> **Directive**:
Output all of the entries exactly as written.

──────────

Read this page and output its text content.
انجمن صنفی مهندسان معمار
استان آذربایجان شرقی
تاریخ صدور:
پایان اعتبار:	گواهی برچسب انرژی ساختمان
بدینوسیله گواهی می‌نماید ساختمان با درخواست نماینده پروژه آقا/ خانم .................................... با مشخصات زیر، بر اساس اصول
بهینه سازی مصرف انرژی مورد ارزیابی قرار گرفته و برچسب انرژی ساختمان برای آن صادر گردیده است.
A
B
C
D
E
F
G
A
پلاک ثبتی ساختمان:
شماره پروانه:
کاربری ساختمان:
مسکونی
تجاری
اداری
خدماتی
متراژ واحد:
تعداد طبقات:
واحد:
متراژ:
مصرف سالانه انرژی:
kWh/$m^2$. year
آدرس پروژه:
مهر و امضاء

──────────

> **Finished answer**:
Read this page and output its text content.
انجمن صنفی مهندسان معمار
استان آذربایجان شرقی
تاریخ صدور:
پایان اعتبار:	گواهی برچسب انرژی ساختمان
بدینوسیله گواهی می‌نماید ساختمان با درخواست نماینده پروژه آقا/ خانم .................................... با مشخصات زیر، بر اساس اصول
بهینه سازی مصرف انرژی مورد ارزیابی قرار گرفته و برچسب انرژی ساختمان برای آن صادر گردیده است.
A
B
C
D
E
F
G
A
پلاک ثبتی ساختمان:
شماره پروانه:
کاربری ساختمان:
مسکونی
تجاری
اداری
خدماتی
متراژ واحد:
تعداد طبقات:
واحد:
متراژ:
مصرف سالانه انرژی:
kWh/$m^2$. year
آدرس پروژه:
مهر و امضاء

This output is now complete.